What needs to be done:
Pull out every line in the data that has the string "sure" in it.

Data rows:
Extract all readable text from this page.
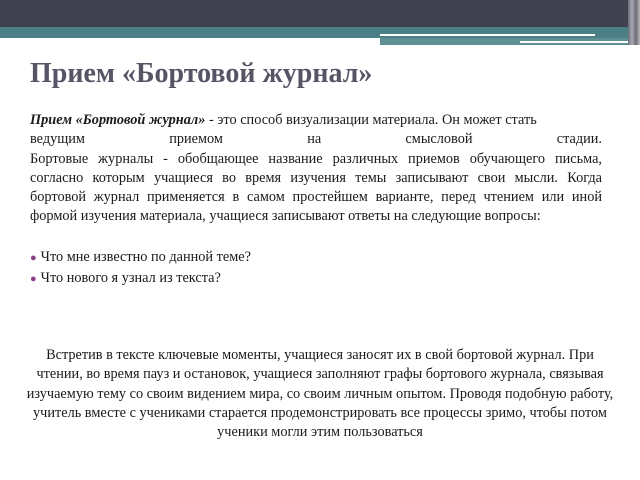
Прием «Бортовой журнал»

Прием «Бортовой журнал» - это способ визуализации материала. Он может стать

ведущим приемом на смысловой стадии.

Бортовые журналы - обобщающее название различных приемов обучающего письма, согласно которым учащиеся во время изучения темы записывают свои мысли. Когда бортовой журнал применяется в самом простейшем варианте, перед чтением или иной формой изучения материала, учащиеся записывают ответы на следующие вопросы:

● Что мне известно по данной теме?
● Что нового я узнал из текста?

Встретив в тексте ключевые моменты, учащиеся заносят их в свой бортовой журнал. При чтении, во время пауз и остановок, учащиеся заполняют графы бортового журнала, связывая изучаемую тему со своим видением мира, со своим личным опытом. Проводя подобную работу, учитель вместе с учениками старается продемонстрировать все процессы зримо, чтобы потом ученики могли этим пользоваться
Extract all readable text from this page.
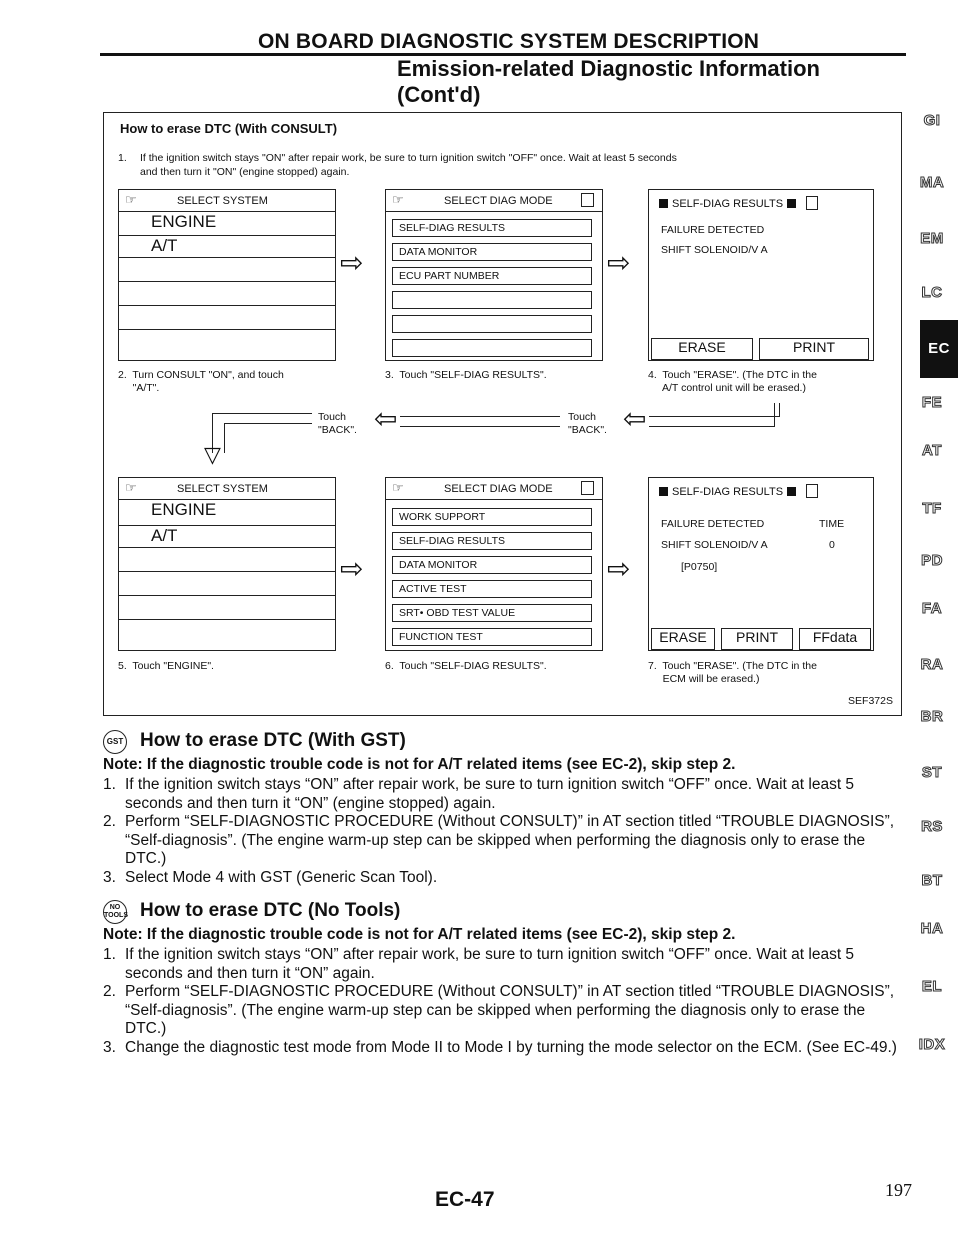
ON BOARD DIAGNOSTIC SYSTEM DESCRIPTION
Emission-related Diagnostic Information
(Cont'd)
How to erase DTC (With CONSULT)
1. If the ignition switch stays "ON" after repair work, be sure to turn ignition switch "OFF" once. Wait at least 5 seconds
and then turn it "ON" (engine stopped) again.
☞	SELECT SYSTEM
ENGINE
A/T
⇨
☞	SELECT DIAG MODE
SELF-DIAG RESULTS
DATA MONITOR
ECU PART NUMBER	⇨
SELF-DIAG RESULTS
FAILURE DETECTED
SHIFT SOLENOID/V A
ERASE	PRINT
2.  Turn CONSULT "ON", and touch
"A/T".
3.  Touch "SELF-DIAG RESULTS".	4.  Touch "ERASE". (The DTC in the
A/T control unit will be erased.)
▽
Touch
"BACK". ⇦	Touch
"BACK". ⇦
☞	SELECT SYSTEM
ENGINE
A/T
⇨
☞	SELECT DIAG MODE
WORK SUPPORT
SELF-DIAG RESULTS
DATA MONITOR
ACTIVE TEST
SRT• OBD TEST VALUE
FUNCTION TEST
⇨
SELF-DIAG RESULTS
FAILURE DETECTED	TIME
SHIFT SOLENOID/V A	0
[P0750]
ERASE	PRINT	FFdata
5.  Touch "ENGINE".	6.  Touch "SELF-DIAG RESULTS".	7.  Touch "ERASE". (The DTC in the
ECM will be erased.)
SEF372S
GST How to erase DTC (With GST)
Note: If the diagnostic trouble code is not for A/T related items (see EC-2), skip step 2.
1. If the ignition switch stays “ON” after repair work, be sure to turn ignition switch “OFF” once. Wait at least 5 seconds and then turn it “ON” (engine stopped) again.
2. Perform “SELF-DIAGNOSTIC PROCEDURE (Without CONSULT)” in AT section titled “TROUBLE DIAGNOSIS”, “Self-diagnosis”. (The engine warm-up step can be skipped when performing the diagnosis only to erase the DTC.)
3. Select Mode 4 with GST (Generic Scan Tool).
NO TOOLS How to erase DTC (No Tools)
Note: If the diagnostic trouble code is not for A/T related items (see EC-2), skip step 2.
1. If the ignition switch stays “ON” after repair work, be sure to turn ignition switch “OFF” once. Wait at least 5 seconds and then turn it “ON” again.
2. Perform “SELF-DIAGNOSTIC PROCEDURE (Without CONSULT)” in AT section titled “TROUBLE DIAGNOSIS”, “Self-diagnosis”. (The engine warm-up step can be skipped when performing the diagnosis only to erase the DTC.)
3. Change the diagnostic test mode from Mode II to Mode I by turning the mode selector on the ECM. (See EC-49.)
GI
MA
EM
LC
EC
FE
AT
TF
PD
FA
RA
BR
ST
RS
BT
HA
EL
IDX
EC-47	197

* * *

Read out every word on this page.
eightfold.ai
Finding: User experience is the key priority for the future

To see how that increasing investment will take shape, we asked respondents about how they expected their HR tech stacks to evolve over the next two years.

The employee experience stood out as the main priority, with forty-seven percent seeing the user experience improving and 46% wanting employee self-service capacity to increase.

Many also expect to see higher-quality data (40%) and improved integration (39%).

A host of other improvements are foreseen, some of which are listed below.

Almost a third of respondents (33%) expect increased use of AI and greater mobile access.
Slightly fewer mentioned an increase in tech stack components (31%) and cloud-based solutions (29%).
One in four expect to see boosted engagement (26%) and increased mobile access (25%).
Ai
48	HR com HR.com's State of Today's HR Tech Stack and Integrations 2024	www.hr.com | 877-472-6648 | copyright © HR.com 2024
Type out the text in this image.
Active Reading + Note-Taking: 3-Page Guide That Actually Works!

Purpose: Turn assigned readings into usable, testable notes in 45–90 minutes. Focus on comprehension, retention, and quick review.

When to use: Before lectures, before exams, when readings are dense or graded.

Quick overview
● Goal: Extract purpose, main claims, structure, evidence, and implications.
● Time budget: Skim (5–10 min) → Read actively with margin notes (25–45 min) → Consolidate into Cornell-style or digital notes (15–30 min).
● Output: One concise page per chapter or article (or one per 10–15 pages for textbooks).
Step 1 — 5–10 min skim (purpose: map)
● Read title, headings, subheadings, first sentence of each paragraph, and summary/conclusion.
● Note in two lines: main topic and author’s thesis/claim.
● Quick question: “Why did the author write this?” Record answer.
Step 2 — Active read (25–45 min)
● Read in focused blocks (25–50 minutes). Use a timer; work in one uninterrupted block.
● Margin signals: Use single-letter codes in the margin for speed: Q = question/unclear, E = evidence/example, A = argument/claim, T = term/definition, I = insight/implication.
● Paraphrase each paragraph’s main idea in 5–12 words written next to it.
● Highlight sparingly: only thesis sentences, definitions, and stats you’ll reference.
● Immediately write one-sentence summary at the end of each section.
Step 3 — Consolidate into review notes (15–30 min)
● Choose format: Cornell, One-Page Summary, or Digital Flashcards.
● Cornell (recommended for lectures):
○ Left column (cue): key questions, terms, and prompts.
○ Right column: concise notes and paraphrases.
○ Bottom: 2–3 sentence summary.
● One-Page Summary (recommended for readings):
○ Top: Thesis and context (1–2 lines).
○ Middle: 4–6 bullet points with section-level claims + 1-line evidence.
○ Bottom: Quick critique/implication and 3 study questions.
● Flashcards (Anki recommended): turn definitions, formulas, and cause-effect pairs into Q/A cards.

Output:
1. If the ignition switch stays "ON" after repair work, be sure to turn ignition switch "OFF" once. Wait at least 5 seconds
1. If the ignition switch stays “ON” after repair work, be sure to turn ignition switch “OFF” once. Wait at least 5 seconds and then turn it “ON” (engine stopped) again.
1. If the ignition switch stays “ON” after repair work, be sure to turn ignition switch “OFF” once. Wait at least 5 seconds and then turn it “ON” again.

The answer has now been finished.